### TASKS
A) Answer these questions using the Dougram passage:
(i) What scale did the "Collection Series" use?
(ii) Which plastic model kit manufacturer released Takara's Dougram kits in its Robotech Defenders series?
(iii) What was the first edition of Battletech named?
B) List every company named in the Dougram passage.
C) From the Dougram passage, write out the stretch from "Dougram appeared in" through "in the mid-1980s.".

### EXTRACT TO READ
The diecast toys were produced in three sizes. The 1:144 scale "Collection Series" featured a hollow diecast body and leg structure, with plastic detail parts. The "Dual Model Series" (in two scales, 1:72 and 1:48) featured a zinc-diecast endoskeleton upon which plastic armor pieces were attached. Although the imported toys were physically identical to the Japanese ones, the packages were modified for American shelves. The 1:144 scale boxes had sleeves to be hung from pegs, while the larger toys had English-language stickers glued over the original boxes.

Takara also produced a magnetically jointed Dougram and several soft-vinyl toys. Although the vinyls did not have specific scales, they appeared to be between 1:100 and 1:60 scale. Toy manufacturer Seven, a Takara spin-off devoted to low-end toys, produced several plastic and rubber Dougram toys as well.

Dougram appeared in the Harobots games alongside crab gunners and roundfacers. Dougram and both enemy combat armors reappeared in Brave Saga with more combat armors appearing in Brave Saga 2 including Desert Gunners, Cabarov, and Blockheads as well as MP-2 Dueys.

==Release outside Japan==
Neither the film nor the television series were released in North America. However, plastic model kit manufacturer Revell released many of Takara's Dougram kits as characters in their Robotech Defenders series, and Takara sold much of their diecast toy line through American toy stores in the mid-1980s.

In the mid-1980s, American gaming company FASA Corporation used the vehicle designs of the show for its Battletech miniature wargame and role-playing game. The first edition, then named BattleDroids, actually included two Japanese 1/144 model kits from Dougram. FASA was later sued by Playmates Toys and Harmony Gold USA for using designs from Macross (for example, Valkyrie fighters renamed Stinger, Wasp and Phoenix Hawk). The lawsuit was settled and as a result, post-lawsuit Battletech products no longer feature the designs taken from Macross. However, in the years since, the designs from Macross, Dougram, and Crusher Joe have since been re-introduced, albeit with completely original artwork.

The Dougram tabletop battling game also came out in 1984, the same year Battletech (BattleDroids) was released in America.

### DATA PROVIDED
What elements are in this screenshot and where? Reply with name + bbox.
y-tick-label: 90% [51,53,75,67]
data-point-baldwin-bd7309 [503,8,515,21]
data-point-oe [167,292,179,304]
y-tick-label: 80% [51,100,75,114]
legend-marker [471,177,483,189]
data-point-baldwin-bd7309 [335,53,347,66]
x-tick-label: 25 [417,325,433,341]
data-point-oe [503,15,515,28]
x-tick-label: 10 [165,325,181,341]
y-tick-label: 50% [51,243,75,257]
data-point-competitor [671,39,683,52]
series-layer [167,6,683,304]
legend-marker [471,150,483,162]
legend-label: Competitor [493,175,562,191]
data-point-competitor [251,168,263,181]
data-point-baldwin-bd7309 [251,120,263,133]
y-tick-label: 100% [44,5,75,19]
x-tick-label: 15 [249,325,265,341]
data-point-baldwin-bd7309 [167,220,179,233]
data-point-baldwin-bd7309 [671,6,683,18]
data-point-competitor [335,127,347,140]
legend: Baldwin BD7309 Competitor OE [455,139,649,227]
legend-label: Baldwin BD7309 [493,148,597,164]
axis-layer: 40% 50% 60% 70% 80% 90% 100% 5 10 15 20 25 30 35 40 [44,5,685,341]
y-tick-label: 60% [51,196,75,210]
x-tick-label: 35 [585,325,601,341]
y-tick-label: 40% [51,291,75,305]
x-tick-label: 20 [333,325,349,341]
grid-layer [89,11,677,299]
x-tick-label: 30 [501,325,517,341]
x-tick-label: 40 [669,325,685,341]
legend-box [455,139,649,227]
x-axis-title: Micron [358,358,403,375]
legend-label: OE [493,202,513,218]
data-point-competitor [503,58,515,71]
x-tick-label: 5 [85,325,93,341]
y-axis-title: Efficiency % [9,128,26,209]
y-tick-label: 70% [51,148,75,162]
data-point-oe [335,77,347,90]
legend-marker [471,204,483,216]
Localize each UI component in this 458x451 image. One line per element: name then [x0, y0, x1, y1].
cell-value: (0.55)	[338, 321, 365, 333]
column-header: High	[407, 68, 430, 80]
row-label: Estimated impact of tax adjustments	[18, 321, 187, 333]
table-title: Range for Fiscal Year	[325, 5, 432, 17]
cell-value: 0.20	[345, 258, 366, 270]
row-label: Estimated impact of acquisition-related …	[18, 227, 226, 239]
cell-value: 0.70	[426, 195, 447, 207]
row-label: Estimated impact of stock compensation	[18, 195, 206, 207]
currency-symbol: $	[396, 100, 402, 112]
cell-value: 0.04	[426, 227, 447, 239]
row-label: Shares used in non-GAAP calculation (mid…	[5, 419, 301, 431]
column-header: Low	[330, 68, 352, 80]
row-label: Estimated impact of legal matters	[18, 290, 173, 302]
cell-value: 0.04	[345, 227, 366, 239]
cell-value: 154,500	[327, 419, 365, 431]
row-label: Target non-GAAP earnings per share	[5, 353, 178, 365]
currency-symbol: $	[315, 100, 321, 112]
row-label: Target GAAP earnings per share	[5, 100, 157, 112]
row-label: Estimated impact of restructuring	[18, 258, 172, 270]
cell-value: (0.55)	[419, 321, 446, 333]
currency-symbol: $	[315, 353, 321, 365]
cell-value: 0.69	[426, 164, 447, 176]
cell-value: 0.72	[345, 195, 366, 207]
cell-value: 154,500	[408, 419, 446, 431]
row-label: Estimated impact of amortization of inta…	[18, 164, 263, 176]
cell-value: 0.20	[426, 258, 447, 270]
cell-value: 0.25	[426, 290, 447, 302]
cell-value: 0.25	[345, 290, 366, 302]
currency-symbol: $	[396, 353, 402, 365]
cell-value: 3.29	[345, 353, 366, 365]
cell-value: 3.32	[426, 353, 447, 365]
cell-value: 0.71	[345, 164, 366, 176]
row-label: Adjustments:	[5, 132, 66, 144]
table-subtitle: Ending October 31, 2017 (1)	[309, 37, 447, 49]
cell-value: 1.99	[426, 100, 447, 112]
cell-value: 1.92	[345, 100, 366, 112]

### RESPONSE LIST
A)
(i) 1:144
(ii) Revell
(iii) BattleDroids

B) Takara, Seven, Revell, FASA Corporation, Playmates Toys, Harmony Gold USA

C)
Dougram appeared in the Harobots games alongside crab gunners and roundfacers. Dougram and both enemy combat armors reappeared in Brave Saga with more combat armors appearing in Brave Saga 2 including Desert Gunners, Cabarov, and Blockheads as well as MP-2 Dueys.

==Release outside Japan==
Neither the film nor the television series were released in North America. However, plastic model kit manufacturer Revell released many of Takara's Dougram kits as characters in their Robotech Defenders series, and Takara sold much of their diecast toy line through American toy stores in the mid-1980s.